Records from a collection:

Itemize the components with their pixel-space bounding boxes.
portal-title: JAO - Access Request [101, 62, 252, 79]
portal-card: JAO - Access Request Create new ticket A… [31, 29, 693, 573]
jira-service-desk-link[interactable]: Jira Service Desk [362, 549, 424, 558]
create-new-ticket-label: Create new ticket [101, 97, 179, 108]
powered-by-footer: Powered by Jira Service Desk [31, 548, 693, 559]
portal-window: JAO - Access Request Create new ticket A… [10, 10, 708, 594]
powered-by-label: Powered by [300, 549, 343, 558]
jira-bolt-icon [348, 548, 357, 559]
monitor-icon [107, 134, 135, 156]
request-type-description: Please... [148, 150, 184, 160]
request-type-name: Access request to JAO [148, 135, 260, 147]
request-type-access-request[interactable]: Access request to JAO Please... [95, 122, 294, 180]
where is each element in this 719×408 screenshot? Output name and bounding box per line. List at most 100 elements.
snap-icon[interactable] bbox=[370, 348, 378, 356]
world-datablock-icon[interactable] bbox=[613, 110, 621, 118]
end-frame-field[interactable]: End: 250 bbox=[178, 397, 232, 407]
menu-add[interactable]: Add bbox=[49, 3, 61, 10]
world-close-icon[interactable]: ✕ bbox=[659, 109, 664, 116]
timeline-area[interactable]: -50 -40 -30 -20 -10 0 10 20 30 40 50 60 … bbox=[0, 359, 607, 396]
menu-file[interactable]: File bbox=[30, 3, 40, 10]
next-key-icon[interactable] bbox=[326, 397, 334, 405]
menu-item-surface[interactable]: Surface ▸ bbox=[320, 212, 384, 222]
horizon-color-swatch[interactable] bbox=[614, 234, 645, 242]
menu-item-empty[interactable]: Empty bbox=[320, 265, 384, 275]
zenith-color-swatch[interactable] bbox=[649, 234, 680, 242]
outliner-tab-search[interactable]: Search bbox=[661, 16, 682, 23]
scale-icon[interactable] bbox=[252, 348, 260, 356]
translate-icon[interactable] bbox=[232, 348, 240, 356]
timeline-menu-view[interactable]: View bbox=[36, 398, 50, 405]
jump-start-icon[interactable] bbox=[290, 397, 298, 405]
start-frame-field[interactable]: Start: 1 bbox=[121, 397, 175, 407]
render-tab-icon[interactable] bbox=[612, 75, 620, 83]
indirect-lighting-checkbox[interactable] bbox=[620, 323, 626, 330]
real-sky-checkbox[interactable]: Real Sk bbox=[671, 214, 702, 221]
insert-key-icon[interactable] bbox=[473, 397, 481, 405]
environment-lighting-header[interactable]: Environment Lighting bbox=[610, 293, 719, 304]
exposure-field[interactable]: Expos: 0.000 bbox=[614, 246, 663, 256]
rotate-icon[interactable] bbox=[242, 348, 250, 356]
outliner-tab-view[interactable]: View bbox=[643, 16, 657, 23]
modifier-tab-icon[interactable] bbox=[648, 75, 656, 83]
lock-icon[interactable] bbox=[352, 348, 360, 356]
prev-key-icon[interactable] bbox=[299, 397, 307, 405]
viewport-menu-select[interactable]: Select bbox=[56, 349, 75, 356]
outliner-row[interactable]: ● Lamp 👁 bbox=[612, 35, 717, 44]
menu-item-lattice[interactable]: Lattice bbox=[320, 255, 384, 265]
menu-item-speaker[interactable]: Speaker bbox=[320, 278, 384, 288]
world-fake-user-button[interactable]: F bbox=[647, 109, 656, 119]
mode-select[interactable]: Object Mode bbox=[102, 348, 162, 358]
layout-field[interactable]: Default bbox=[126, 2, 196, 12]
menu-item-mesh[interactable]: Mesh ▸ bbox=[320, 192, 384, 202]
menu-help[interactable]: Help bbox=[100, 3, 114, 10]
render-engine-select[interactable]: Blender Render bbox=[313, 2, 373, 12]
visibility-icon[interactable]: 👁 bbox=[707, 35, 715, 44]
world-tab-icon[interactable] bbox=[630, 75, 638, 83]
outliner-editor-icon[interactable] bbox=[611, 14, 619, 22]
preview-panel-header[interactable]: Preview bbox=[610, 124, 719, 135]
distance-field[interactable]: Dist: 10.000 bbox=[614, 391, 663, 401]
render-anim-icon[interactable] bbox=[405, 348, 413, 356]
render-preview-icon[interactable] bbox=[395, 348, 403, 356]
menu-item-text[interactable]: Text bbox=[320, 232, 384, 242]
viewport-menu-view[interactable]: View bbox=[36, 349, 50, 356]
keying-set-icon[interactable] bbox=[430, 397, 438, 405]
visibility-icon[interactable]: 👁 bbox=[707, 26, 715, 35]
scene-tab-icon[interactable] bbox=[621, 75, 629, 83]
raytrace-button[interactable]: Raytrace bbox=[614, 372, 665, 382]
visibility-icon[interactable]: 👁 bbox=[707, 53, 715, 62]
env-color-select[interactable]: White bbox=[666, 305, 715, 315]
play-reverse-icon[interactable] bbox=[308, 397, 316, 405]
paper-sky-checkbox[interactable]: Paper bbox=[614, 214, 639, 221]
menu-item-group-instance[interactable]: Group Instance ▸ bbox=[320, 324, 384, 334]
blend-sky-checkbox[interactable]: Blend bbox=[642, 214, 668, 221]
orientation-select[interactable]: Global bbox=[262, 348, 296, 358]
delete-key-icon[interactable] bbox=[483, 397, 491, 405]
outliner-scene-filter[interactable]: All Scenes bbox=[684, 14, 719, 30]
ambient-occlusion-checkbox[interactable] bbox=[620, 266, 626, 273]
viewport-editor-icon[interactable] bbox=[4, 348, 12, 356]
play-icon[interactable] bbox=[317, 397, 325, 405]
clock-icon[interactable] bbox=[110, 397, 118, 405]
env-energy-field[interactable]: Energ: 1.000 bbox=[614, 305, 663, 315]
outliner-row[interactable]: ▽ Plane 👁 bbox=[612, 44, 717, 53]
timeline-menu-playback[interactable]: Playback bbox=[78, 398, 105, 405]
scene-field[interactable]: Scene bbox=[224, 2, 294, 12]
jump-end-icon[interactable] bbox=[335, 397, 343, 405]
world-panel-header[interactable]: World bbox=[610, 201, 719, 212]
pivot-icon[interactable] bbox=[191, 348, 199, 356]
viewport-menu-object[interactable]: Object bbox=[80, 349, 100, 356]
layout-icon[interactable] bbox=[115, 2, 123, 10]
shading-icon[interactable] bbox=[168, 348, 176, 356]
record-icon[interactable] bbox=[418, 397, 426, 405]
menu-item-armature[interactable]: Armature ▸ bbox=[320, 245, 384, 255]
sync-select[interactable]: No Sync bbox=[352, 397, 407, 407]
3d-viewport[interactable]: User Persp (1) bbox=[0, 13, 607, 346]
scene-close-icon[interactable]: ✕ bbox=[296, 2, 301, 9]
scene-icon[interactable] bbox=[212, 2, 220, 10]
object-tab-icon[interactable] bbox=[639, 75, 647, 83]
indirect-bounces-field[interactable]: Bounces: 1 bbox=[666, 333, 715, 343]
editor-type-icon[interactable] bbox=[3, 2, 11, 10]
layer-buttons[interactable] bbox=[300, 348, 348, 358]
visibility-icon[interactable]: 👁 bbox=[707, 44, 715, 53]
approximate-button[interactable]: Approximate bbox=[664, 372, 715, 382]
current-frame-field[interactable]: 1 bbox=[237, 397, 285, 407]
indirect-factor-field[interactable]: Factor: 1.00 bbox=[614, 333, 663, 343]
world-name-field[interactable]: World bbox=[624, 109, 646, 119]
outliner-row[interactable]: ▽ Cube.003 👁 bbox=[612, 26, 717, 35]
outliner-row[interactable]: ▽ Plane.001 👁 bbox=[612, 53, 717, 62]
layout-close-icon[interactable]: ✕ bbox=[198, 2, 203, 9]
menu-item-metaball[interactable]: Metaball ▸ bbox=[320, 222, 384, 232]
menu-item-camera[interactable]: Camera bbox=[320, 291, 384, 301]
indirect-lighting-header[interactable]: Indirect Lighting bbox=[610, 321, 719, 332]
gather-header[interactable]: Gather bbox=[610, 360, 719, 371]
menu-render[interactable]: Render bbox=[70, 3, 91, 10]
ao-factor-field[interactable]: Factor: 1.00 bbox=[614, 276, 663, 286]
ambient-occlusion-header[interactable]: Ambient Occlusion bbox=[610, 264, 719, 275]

Problem to solve: Copy the rows word for word, beginning at the start of the rows and ending with the line containing "powered-by-footer: Powered by", that line included.

Correct answer:
Itemize the components with their pixel-space bounding boxes.
portal-title: JAO - Access Request [101, 62, 252, 79]
portal-card: JAO - Access Request Create new ticket A… [31, 29, 693, 573]
jira-service-desk-link[interactable]: Jira Service Desk [362, 549, 424, 558]
create-new-ticket-label: Create new ticket [101, 97, 179, 108]
powered-by-footer: Powered by Jira Service Desk [31, 548, 693, 559]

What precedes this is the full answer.